**GIVEN TASK**
The records are to be restated in their entirety, word for word.

**EXTRACTED MATERIAL**

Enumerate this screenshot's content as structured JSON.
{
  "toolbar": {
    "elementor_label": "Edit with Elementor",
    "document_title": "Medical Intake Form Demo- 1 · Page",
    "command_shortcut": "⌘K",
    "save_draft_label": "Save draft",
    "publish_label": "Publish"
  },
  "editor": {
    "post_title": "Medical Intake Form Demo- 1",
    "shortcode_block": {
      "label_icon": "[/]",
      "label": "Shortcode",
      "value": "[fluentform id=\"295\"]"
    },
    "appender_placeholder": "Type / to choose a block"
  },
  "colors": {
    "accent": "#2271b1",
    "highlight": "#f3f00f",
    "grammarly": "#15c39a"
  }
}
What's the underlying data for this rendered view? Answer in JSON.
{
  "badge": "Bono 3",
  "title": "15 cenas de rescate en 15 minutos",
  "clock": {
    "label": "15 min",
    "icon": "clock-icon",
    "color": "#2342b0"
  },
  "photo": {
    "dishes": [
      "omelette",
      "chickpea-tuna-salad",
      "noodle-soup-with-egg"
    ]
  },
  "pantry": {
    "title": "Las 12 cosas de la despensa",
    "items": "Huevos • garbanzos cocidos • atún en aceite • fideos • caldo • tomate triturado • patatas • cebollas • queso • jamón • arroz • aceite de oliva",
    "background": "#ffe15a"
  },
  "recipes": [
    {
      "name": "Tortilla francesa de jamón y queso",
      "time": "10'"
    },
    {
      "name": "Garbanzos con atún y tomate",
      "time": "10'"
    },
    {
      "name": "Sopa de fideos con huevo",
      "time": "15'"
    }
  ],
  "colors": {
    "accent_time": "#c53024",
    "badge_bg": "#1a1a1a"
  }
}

**EXERCISE RESPONSE**
Enumerate this screenshot's content as structured JSON.
{
  "toolbar": {
    "elementor_label": "Edit with Elementor",
    "document_title": "Medical Intake Form Demo- 1 · Page",
    "command_shortcut": "⌘K",
    "save_draft_label": "Save draft",
    "publish_label": "Publish"
  },
  "editor": {
    "post_title": "Medical Intake Form Demo- 1",
    "shortcode_block": {
      "label_icon": "[/]",
      "label": "Shortcode",
      "value": "[fluentform id=\"295\"]"
    },
    "appender_placeholder": "Type / to choose a block"
  },
  "colors": {
    "accent": "#2271b1",
    "highlight": "#f3f00f",
    "grammarly": "#15c39a"
  }
}
What's the underlying data for this rendered view? Answer in JSON.
{
  "badge": "Bono 3",
  "title": "15 cenas de rescate en 15 minutos",
  "clock": {
    "label": "15 min",
    "icon": "clock-icon",
    "color": "#2342b0"
  },
  "photo": {
    "dishes": [
      "omelette",
      "chickpea-tuna-salad",
      "noodle-soup-with-egg"
    ]
  },
  "pantry": {
    "title": "Las 12 cosas de la despensa",
    "items": "Huevos • garbanzos cocidos • atún en aceite • fideos • caldo • tomate triturado • patatas • cebollas • queso • jamón • arroz • aceite de oliva",
    "background": "#ffe15a"
  },
  "recipes": [
    {
      "name": "Tortilla francesa de jamón y queso",
      "time": "10'"
    },
    {
      "name": "Garbanzos con atún y tomate",
      "time": "10'"
    },
    {
      "name": "Sopa de fideos con huevo",
      "time": "15'"
    }
  ],
  "colors": {
    "accent_time": "#c53024",
    "badge_bg": "#1a1a1a"
  }
}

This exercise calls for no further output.